> Request:
Copy out every line in the entries below that includes "ylabel".

> Entries supplied:
>>>
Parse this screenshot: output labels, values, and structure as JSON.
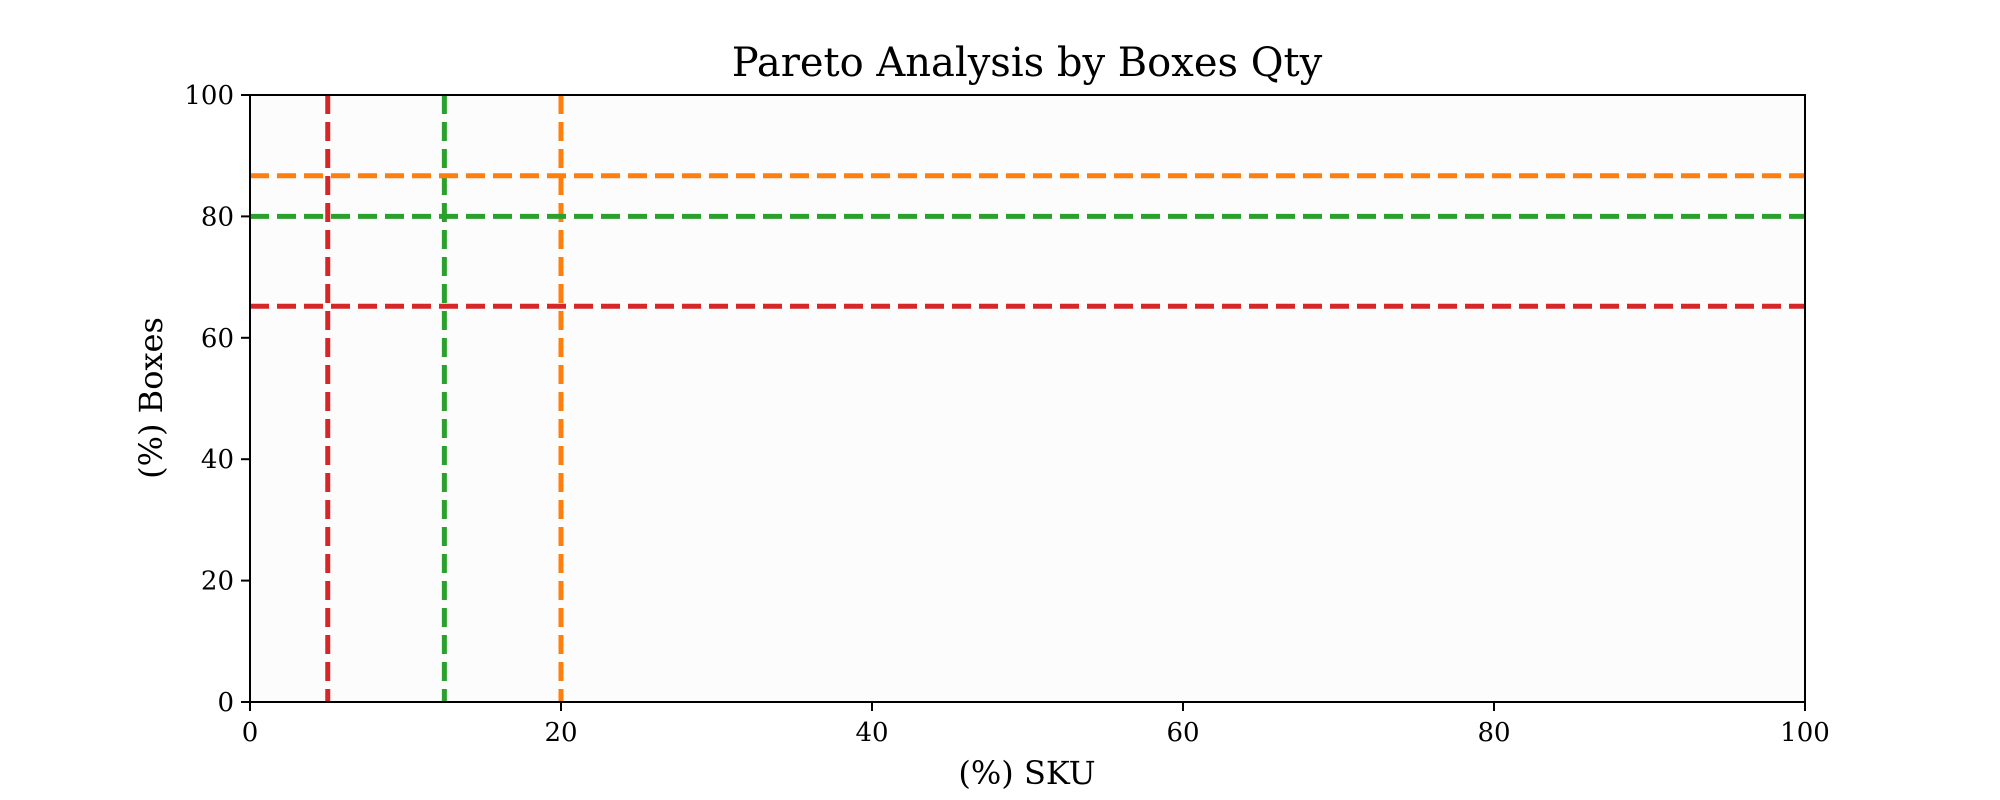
{
  "chart_data": {
    "type": "line",
    "title": "Pareto Analysis by Boxes Qty",
    "xlabel": "(%) SKU",
    "ylabel": "(%) Boxes",
    "xlim": [
      0,
      100
    ],
    "ylim": [
      0,
      100
    ],
    "x_ticks": [
      "0",
      "20",
      "40",
      "60",
      "80",
      "100"
    ],
    "y_ticks": [
      "0",
      "20",
      "40",
      "60",
      "80",
      "100"
    ],
    "grid": false,
    "legend": "none",
    "series": [],
    "reference_lines": [
      {
        "orientation": "vertical",
        "x": 5,
        "color": "#d62728",
        "style": "dashed"
      },
      {
        "orientation": "vertical",
        "x": 12.5,
        "color": "#2ca02c",
        "style": "dashed"
      },
      {
        "orientation": "vertical",
        "x": 20,
        "color": "#ff7f0e",
        "style": "dashed"
      },
      {
        "orientation": "horizontal",
        "y": 86.7,
        "color": "#ff7f0e",
        "style": "dashed"
      },
      {
        "orientation": "horizontal",
        "y": 80,
        "color": "#2ca02c",
        "style": "dashed"
      },
      {
        "orientation": "horizontal",
        "y": 65.2,
        "color": "#d62728",
        "style": "dashed"
      }
    ],
    "plot_background": "#fcfcfc"
  }
}
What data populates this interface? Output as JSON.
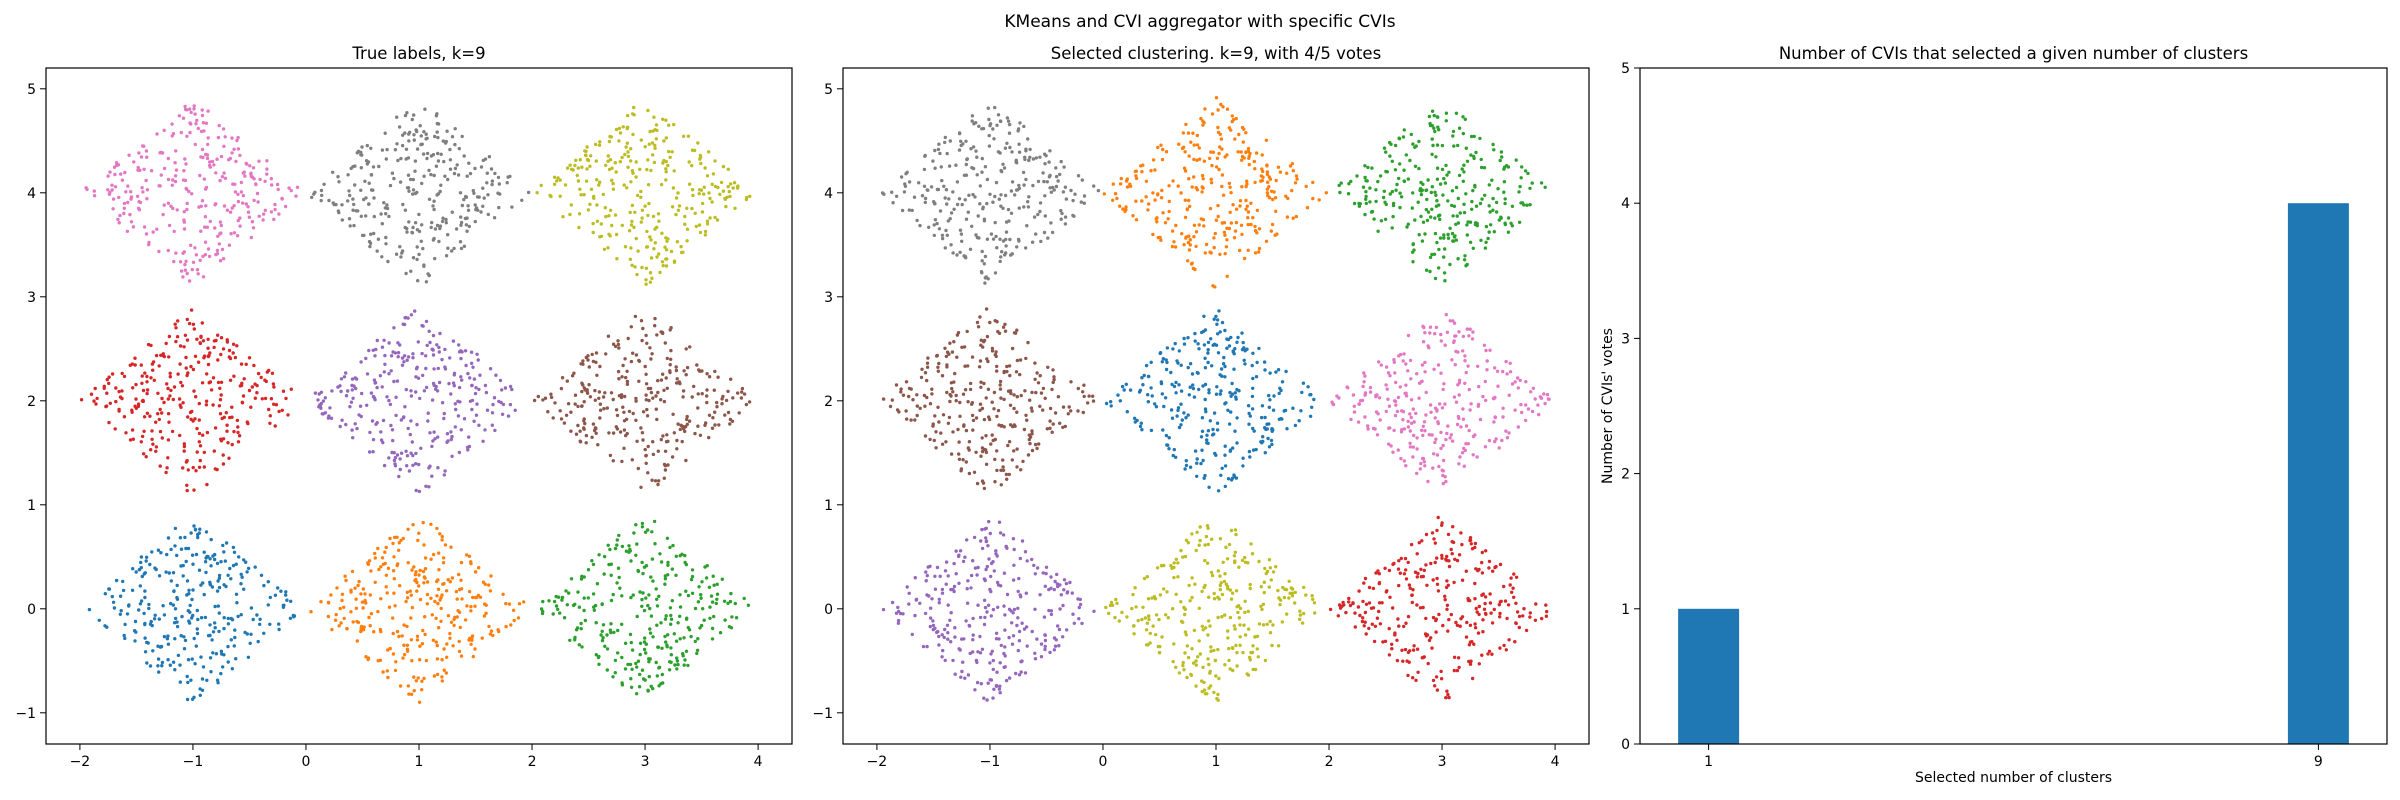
{
  "suptitle": "KMeans and CVI aggregator with specific CVIs",
  "chart_data": [
    {
      "type": "scatter",
      "title": "True labels, k=9",
      "xlabel": "",
      "ylabel": "",
      "xlim": [
        -2.3,
        4.3
      ],
      "ylim": [
        -1.3,
        5.2
      ],
      "xticks": [
        -2,
        -1,
        0,
        1,
        2,
        3,
        4
      ],
      "yticks": [
        -1,
        0,
        1,
        2,
        3,
        4,
        5
      ],
      "cluster_shape": "diamond, half-width 1.0",
      "points_per_cluster": 300,
      "clusters": [
        {
          "center": [
            -1,
            0
          ],
          "color": "#1f77b4"
        },
        {
          "center": [
            1,
            0
          ],
          "color": "#ff7f0e"
        },
        {
          "center": [
            3,
            0
          ],
          "color": "#2ca02c"
        },
        {
          "center": [
            -1,
            2
          ],
          "color": "#d62728"
        },
        {
          "center": [
            1,
            2
          ],
          "color": "#9467bd"
        },
        {
          "center": [
            3,
            2
          ],
          "color": "#8c564b"
        },
        {
          "center": [
            -1,
            4
          ],
          "color": "#e377c2"
        },
        {
          "center": [
            1,
            4
          ],
          "color": "#7f7f7f"
        },
        {
          "center": [
            3,
            4
          ],
          "color": "#bcbd22"
        }
      ]
    },
    {
      "type": "scatter",
      "title": "Selected clustering. k=9, with 4/5 votes",
      "xlabel": "",
      "ylabel": "",
      "xlim": [
        -2.3,
        4.3
      ],
      "ylim": [
        -1.3,
        5.2
      ],
      "xticks": [
        -2,
        -1,
        0,
        1,
        2,
        3,
        4
      ],
      "yticks": [
        -1,
        0,
        1,
        2,
        3,
        4,
        5
      ],
      "cluster_shape": "diamond, half-width 1.0",
      "points_per_cluster": 300,
      "clusters": [
        {
          "center": [
            -1,
            0
          ],
          "color": "#9467bd"
        },
        {
          "center": [
            1,
            0
          ],
          "color": "#bcbd22"
        },
        {
          "center": [
            3,
            0
          ],
          "color": "#d62728"
        },
        {
          "center": [
            -1,
            2
          ],
          "color": "#8c564b"
        },
        {
          "center": [
            1,
            2
          ],
          "color": "#1f77b4"
        },
        {
          "center": [
            3,
            2
          ],
          "color": "#e377c2"
        },
        {
          "center": [
            -1,
            4
          ],
          "color": "#7f7f7f"
        },
        {
          "center": [
            1,
            4
          ],
          "color": "#ff7f0e"
        },
        {
          "center": [
            3,
            4
          ],
          "color": "#2ca02c"
        }
      ]
    },
    {
      "type": "bar",
      "title": "Number of CVIs that selected a given number of clusters",
      "xlabel": "Selected number of clusters",
      "ylabel": "Number of CVIs' votes",
      "x": [
        1,
        9
      ],
      "values": [
        1,
        4
      ],
      "xlim": [
        0.1,
        9.9
      ],
      "ylim": [
        0,
        5
      ],
      "xticks": [
        1,
        9
      ],
      "yticks": [
        0,
        1,
        2,
        3,
        4,
        5
      ],
      "bar_width": 0.8,
      "color": "#1f77b4"
    }
  ]
}
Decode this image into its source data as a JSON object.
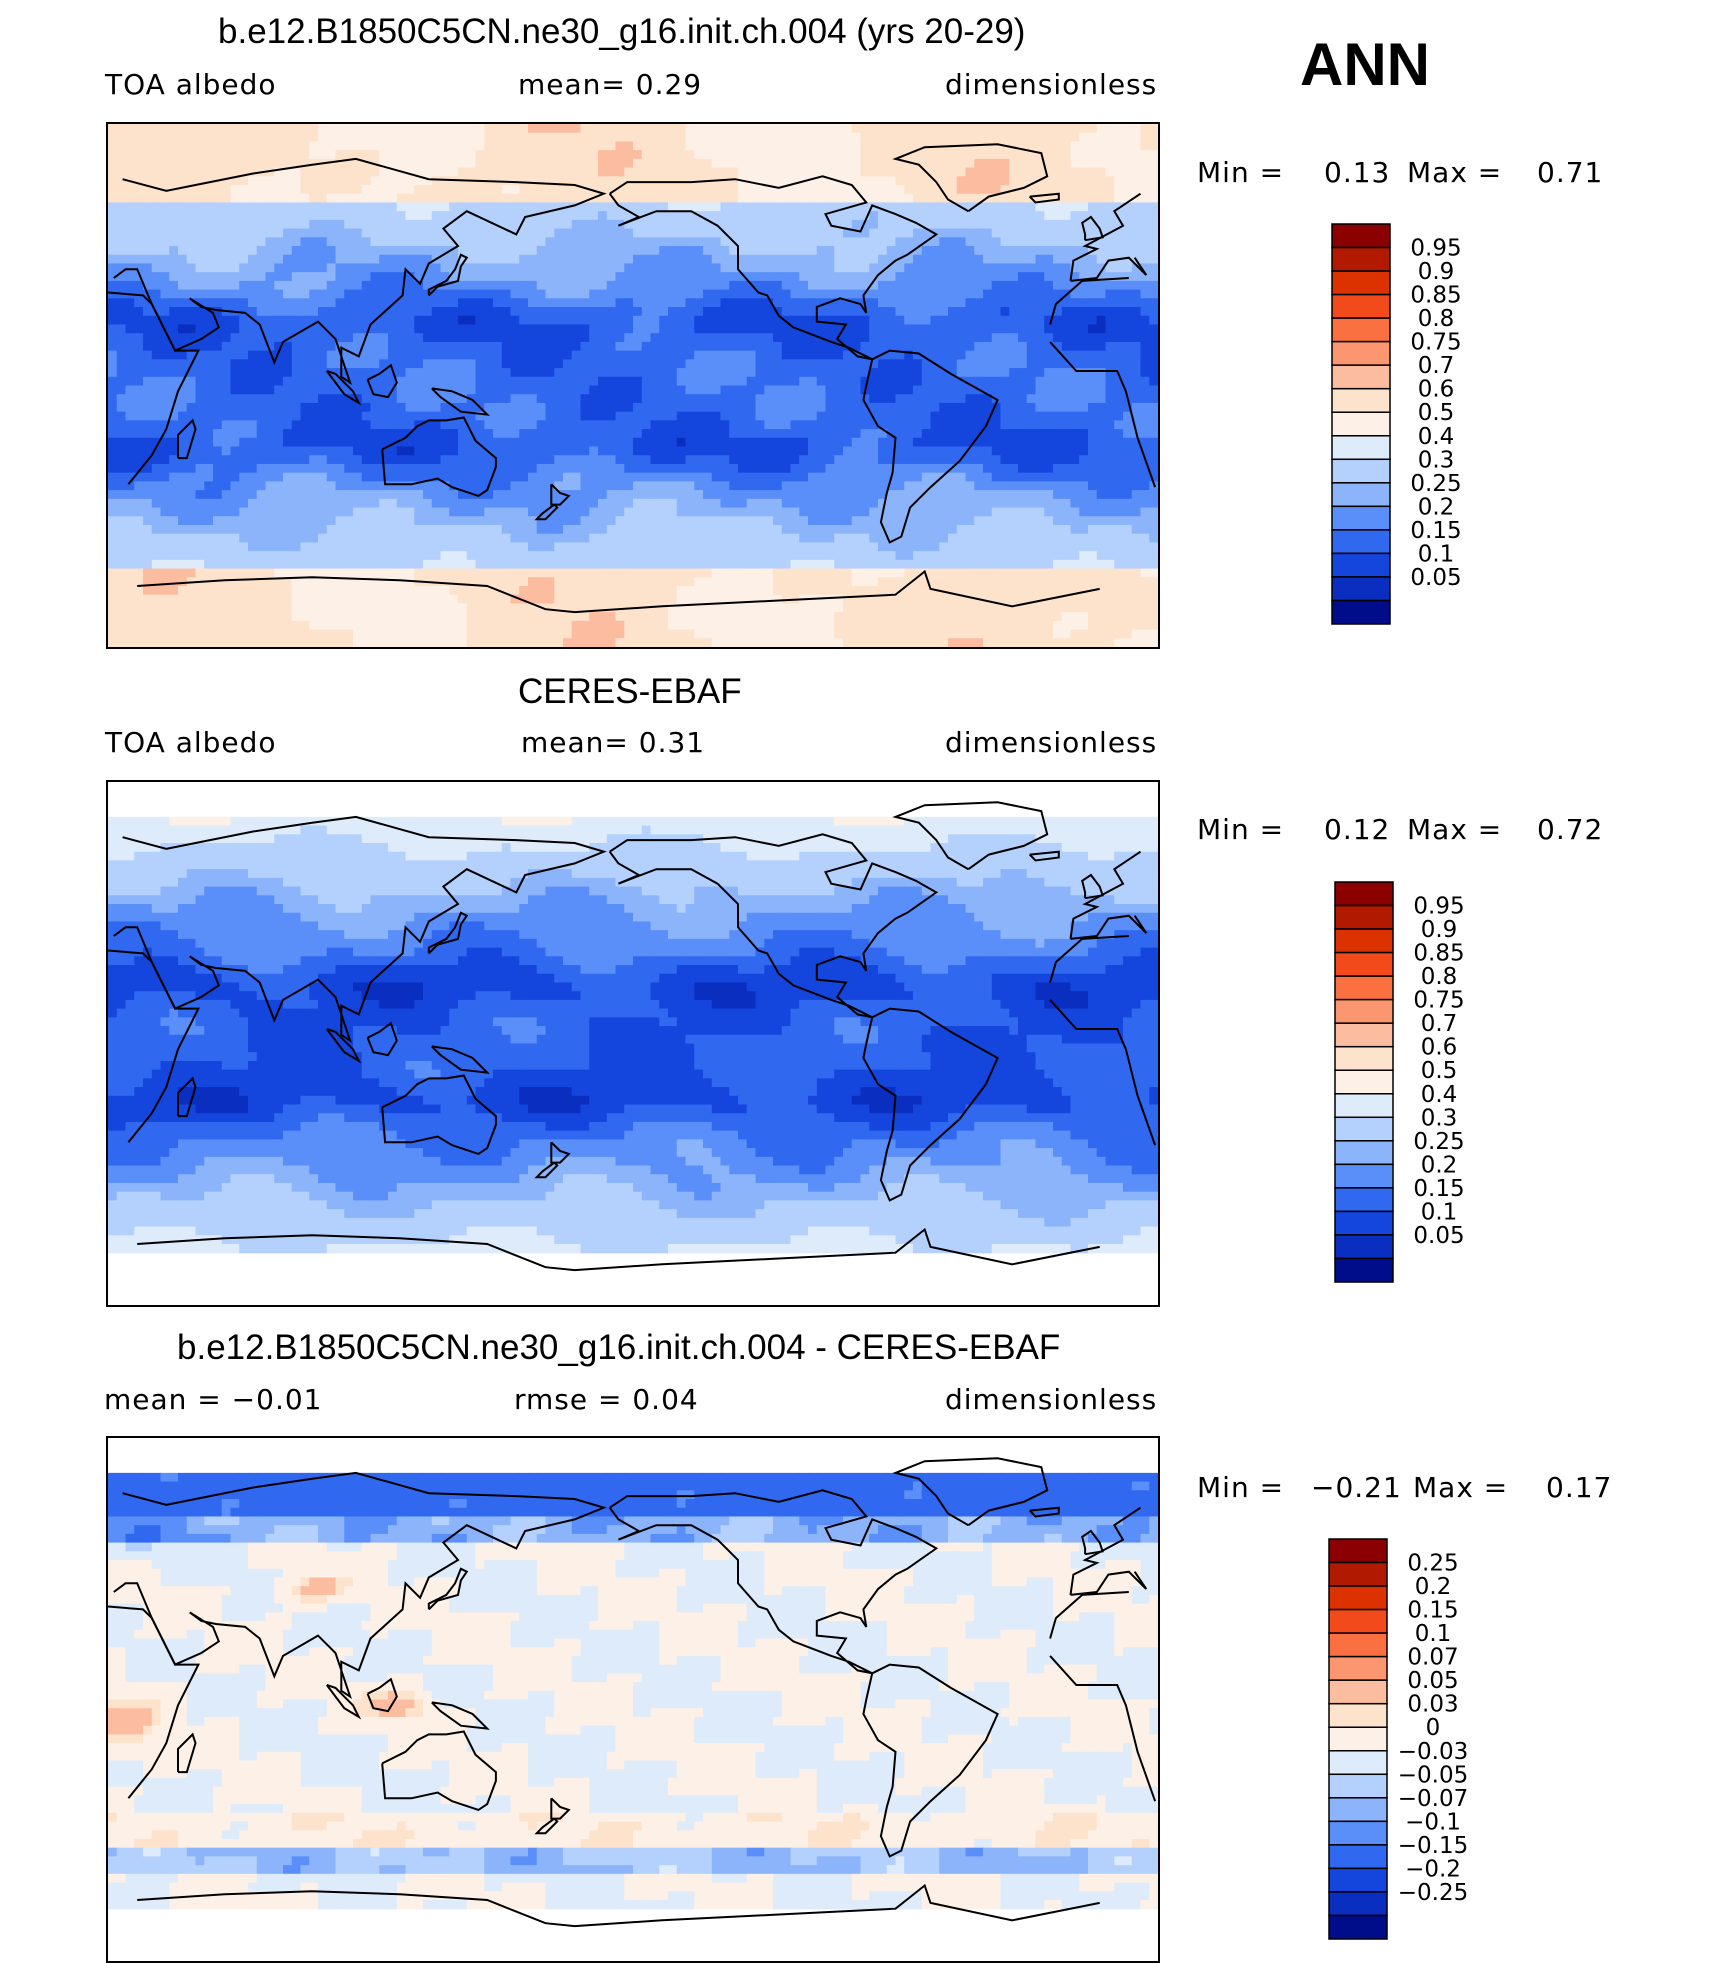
{
  "season": "ANN",
  "panels": [
    {
      "id": "model",
      "title": "b.e12.B1850C5CN.ne30_g16.init.ch.004 (yrs 20-29)",
      "left_label": "TOA  albedo",
      "mid_label": "mean=     0.29",
      "right_label": "dimensionless",
      "min_label": "Min  =",
      "min_value": "0.13",
      "max_label": "Max  =",
      "max_value": "0.71"
    },
    {
      "id": "obs",
      "title": "CERES-EBAF",
      "left_label": "TOA  albedo",
      "mid_label": "mean=     0.31",
      "right_label": "dimensionless",
      "min_label": "Min  =",
      "min_value": "0.12",
      "max_label": "Max  =",
      "max_value": "0.72"
    },
    {
      "id": "diff",
      "title": "b.e12.B1850C5CN.ne30_g16.init.ch.004 - CERES-EBAF",
      "left_label": "mean  =    −0.01",
      "mid_label": "rmse  =     0.04",
      "right_label": "dimensionless",
      "min_label": "Min  =",
      "min_value": "−0.21",
      "max_label": "Max  =",
      "max_value": "0.17"
    }
  ],
  "chart_data": [
    {
      "type": "heatmap",
      "title": "b.e12.B1850C5CN.ne30_g16.init.ch.004 (yrs 20-29)",
      "variable": "TOA  albedo",
      "units": "dimensionless",
      "mean": 0.29,
      "min": 0.13,
      "max": 0.71,
      "colorbar": {
        "levels": [
          "0.95",
          "0.9",
          "0.85",
          "0.8",
          "0.75",
          "0.7",
          "0.6",
          "0.5",
          "0.4",
          "0.3",
          "0.25",
          "0.2",
          "0.15",
          "0.1",
          "0.05"
        ],
        "colors": [
          "#8b0000",
          "#b21a00",
          "#dc3200",
          "#f24a1a",
          "#fa7040",
          "#fb9670",
          "#fcbca0",
          "#fde2cc",
          "#fdf0e6",
          "#deebfa",
          "#b4d0fc",
          "#8cb4fa",
          "#5a8ef8",
          "#3068f0",
          "#1446de",
          "#0a2ec0",
          "#000d8a"
        ]
      }
    },
    {
      "type": "heatmap",
      "title": "CERES-EBAF",
      "variable": "TOA  albedo",
      "units": "dimensionless",
      "mean": 0.31,
      "min": 0.12,
      "max": 0.72,
      "colorbar": {
        "levels": [
          "0.95",
          "0.9",
          "0.85",
          "0.8",
          "0.75",
          "0.7",
          "0.6",
          "0.5",
          "0.4",
          "0.3",
          "0.25",
          "0.2",
          "0.15",
          "0.1",
          "0.05"
        ],
        "colors": [
          "#8b0000",
          "#b21a00",
          "#dc3200",
          "#f24a1a",
          "#fa7040",
          "#fb9670",
          "#fcbca0",
          "#fde2cc",
          "#fdf0e6",
          "#deebfa",
          "#b4d0fc",
          "#8cb4fa",
          "#5a8ef8",
          "#3068f0",
          "#1446de",
          "#0a2ec0",
          "#000d8a"
        ]
      }
    },
    {
      "type": "heatmap",
      "title": "b.e12.B1850C5CN.ne30_g16.init.ch.004 - CERES-EBAF",
      "units": "dimensionless",
      "mean": -0.01,
      "rmse": 0.04,
      "min": -0.21,
      "max": 0.17,
      "colorbar": {
        "levels": [
          "0.25",
          "0.2",
          "0.15",
          "0.1",
          "0.07",
          "0.05",
          "0.03",
          "0",
          "−0.03",
          "−0.05",
          "−0.07",
          "−0.1",
          "−0.15",
          "−0.2",
          "−0.25"
        ],
        "colors": [
          "#8b0000",
          "#b21a00",
          "#dc3200",
          "#f24a1a",
          "#fa7040",
          "#fb9670",
          "#fcbca0",
          "#fde2cc",
          "#fdf0e6",
          "#deebfa",
          "#b4d0fc",
          "#8cb4fa",
          "#5a8ef8",
          "#3068f0",
          "#1446de",
          "#0a2ec0",
          "#000d8a"
        ]
      }
    }
  ]
}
<<<
> Result below:
    "ylabel": "(%) Boxes",
      "ylabel": "",
      "ylabel": "",
      "ylabel": "Number of CVIs' votes",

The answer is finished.